▶ [Instructions to follow]: Check each line below for "label" and report how many have it, nothing else.
### Material shown
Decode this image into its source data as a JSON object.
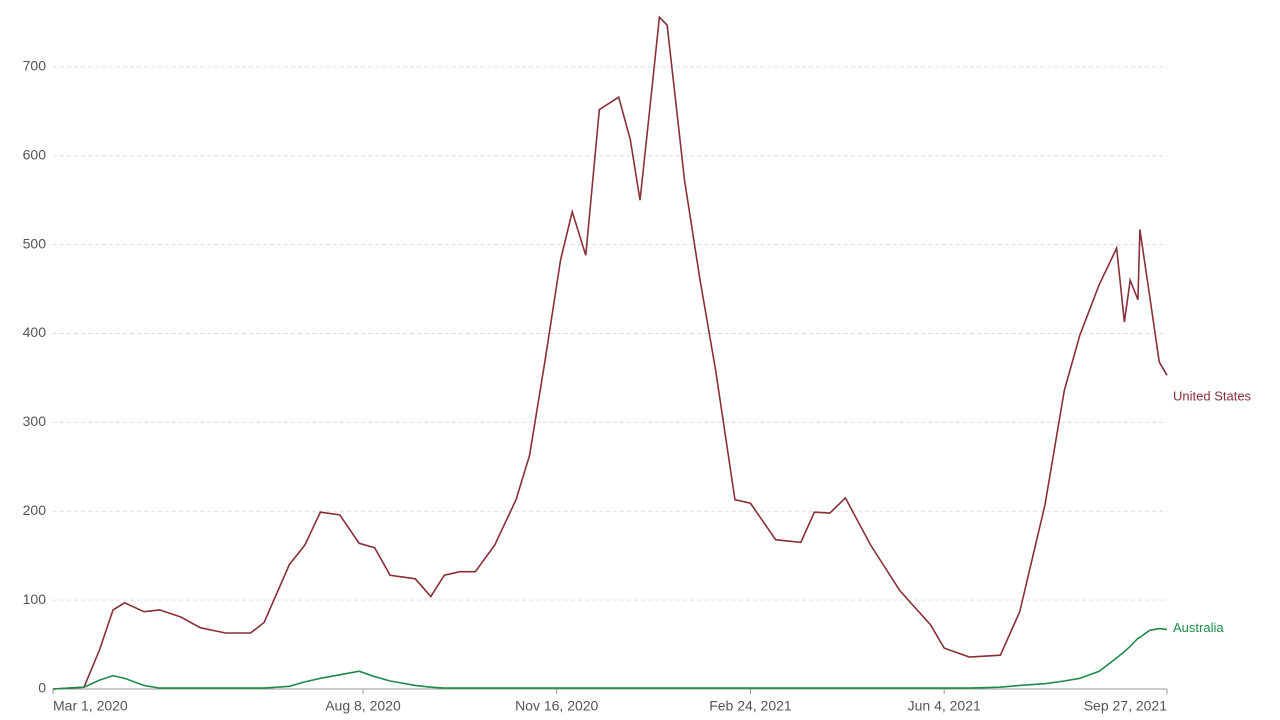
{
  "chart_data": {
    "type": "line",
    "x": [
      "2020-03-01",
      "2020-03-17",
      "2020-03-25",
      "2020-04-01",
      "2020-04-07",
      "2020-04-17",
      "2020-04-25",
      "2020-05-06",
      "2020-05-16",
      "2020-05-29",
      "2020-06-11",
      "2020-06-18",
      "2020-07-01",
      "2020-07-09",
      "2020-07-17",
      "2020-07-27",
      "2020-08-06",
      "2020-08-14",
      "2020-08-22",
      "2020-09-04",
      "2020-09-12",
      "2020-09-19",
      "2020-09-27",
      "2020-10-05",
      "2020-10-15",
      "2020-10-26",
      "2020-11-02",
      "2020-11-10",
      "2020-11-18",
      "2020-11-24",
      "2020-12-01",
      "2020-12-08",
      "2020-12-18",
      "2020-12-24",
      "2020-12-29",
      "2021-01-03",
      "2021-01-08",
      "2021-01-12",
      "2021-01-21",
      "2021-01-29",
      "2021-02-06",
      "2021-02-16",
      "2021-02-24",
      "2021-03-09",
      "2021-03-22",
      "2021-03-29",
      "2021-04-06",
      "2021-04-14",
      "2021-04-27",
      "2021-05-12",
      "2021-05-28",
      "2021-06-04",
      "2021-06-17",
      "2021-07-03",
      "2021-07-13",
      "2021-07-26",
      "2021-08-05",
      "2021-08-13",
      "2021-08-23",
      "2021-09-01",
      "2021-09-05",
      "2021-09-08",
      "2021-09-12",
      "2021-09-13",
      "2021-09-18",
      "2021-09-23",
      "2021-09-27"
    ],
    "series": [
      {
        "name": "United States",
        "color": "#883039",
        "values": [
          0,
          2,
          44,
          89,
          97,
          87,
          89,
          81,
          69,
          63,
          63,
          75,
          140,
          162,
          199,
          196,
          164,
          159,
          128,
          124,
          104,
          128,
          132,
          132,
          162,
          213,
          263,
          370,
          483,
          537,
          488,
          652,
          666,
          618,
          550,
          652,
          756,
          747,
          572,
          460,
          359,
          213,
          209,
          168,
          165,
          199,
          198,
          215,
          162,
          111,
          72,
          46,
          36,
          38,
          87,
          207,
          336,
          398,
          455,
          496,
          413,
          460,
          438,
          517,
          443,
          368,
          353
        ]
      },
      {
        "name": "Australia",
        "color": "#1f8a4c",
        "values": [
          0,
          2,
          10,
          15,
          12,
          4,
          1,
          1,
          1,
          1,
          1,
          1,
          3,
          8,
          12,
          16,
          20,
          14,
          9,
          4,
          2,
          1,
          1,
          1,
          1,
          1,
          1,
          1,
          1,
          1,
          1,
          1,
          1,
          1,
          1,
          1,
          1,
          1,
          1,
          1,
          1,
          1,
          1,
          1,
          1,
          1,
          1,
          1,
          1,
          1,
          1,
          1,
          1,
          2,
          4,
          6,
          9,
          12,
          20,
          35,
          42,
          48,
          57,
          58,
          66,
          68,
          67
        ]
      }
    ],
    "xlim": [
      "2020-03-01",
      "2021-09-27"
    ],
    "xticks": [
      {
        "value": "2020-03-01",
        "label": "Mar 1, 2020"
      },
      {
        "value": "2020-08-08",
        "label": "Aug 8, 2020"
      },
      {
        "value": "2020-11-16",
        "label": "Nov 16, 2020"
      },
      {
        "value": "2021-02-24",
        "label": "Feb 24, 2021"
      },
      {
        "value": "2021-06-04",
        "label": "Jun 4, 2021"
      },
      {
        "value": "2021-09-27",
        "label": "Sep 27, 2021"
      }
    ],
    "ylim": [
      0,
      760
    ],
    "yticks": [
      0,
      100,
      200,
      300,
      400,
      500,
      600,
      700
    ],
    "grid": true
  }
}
######
▶ [Response]: 6